Entries from a dataset
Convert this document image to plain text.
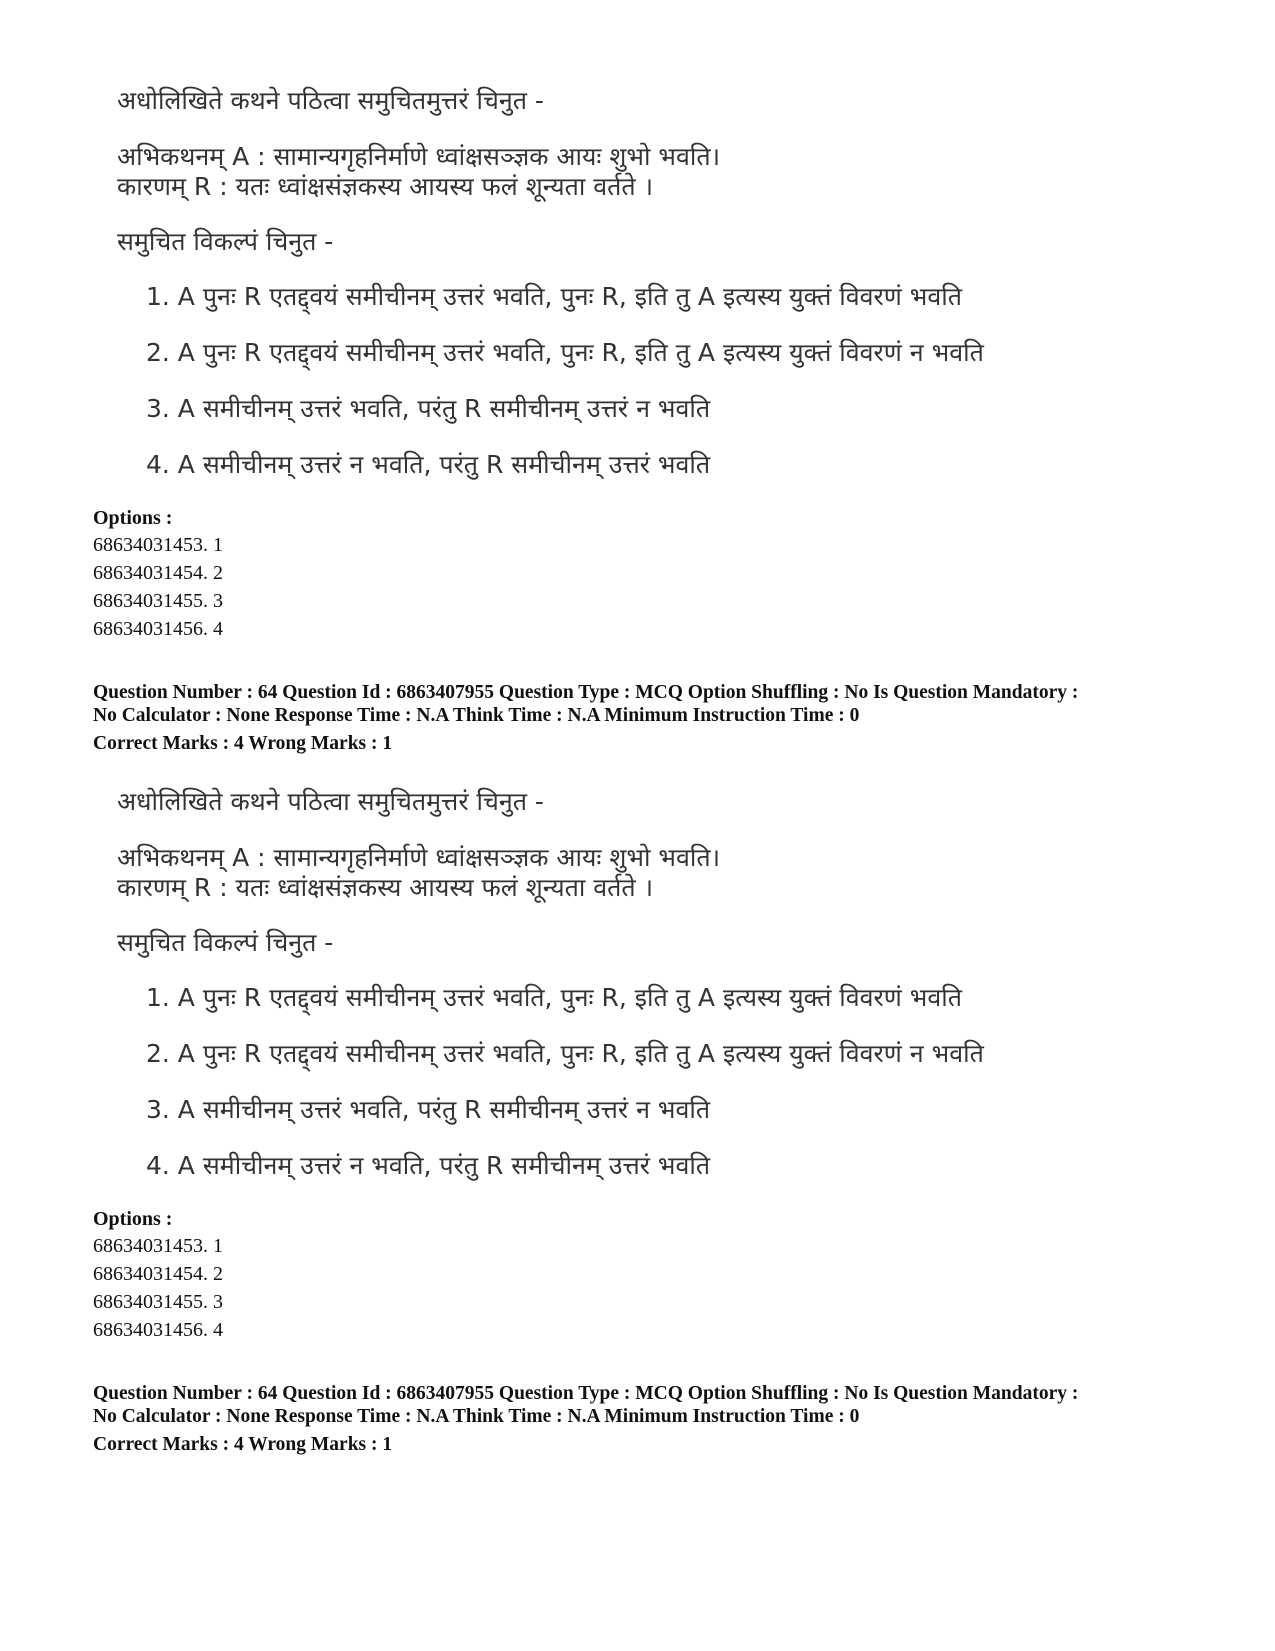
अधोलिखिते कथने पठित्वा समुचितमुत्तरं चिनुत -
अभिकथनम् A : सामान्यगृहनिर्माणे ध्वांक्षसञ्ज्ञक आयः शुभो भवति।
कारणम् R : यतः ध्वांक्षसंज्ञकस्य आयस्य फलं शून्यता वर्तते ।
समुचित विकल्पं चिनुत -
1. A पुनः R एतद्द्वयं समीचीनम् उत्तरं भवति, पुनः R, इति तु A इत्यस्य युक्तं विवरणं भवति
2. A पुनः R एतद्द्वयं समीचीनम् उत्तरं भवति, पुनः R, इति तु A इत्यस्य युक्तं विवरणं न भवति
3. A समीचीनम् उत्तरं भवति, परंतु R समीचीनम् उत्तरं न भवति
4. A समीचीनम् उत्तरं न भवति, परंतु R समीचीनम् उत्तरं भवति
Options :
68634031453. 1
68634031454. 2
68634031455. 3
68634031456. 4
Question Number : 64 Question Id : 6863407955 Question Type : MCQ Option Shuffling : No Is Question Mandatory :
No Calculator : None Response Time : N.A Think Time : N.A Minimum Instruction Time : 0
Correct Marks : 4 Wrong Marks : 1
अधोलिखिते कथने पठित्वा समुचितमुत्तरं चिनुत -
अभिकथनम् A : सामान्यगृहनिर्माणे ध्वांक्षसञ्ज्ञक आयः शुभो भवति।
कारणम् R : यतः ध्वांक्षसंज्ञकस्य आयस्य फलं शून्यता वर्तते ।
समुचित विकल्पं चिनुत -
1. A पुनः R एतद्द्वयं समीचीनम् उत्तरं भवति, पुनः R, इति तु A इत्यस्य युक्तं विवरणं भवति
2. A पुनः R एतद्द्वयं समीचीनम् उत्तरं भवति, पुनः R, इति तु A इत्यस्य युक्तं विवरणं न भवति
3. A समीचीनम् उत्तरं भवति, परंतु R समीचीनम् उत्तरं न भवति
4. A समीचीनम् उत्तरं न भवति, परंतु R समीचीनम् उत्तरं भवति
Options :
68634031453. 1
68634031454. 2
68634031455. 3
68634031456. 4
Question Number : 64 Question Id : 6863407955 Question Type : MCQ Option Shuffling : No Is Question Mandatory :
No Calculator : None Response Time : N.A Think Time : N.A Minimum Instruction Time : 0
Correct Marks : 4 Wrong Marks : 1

Stated problem – Leave out the pictures and print every line of the data exactly.

Answer to the problem –
Convert this document image to plain text.
अधोलिखिते कथने पठित्वा समुचितमुत्तरं चिनुत -
अभिकथनम् A : सामान्यगृहनिर्माणे ध्वांक्षसञ्ज्ञक आयः शुभो भवति।
कारणम् R : यतः ध्वांक्षसंज्ञकस्य आयस्य फलं शून्यता वर्तते ।
समुचित विकल्पं चिनुत -
1. A पुनः R एतद्द्वयं समीचीनम् उत्तरं भवति, पुनः R, इति तु A इत्यस्य युक्तं विवरणं भवति
2. A पुनः R एतद्द्वयं समीचीनम् उत्तरं भवति, पुनः R, इति तु A इत्यस्य युक्तं विवरणं न भवति
3. A समीचीनम् उत्तरं भवति, परंतु R समीचीनम् उत्तरं न भवति
4. A समीचीनम् उत्तरं न भवति, परंतु R समीचीनम् उत्तरं भवति
Options :
68634031453. 1
68634031454. 2
68634031455. 3
68634031456. 4
Question Number : 64 Question Id : 6863407955 Question Type : MCQ Option Shuffling : No Is Question Mandatory :
No Calculator : None Response Time : N.A Think Time : N.A Minimum Instruction Time : 0
Correct Marks : 4 Wrong Marks : 1
अधोलिखिते कथने पठित्वा समुचितमुत्तरं चिनुत -
अभिकथनम् A : सामान्यगृहनिर्माणे ध्वांक्षसञ्ज्ञक आयः शुभो भवति।
कारणम् R : यतः ध्वांक्षसंज्ञकस्य आयस्य फलं शून्यता वर्तते ।
समुचित विकल्पं चिनुत -
1. A पुनः R एतद्द्वयं समीचीनम् उत्तरं भवति, पुनः R, इति तु A इत्यस्य युक्तं विवरणं भवति
2. A पुनः R एतद्द्वयं समीचीनम् उत्तरं भवति, पुनः R, इति तु A इत्यस्य युक्तं विवरणं न भवति
3. A समीचीनम् उत्तरं भवति, परंतु R समीचीनम् उत्तरं न भवति
4. A समीचीनम् उत्तरं न भवति, परंतु R समीचीनम् उत्तरं भवति
Options :
68634031453. 1
68634031454. 2
68634031455. 3
68634031456. 4
Question Number : 64 Question Id : 6863407955 Question Type : MCQ Option Shuffling : No Is Question Mandatory :
No Calculator : None Response Time : N.A Think Time : N.A Minimum Instruction Time : 0
Correct Marks : 4 Wrong Marks : 1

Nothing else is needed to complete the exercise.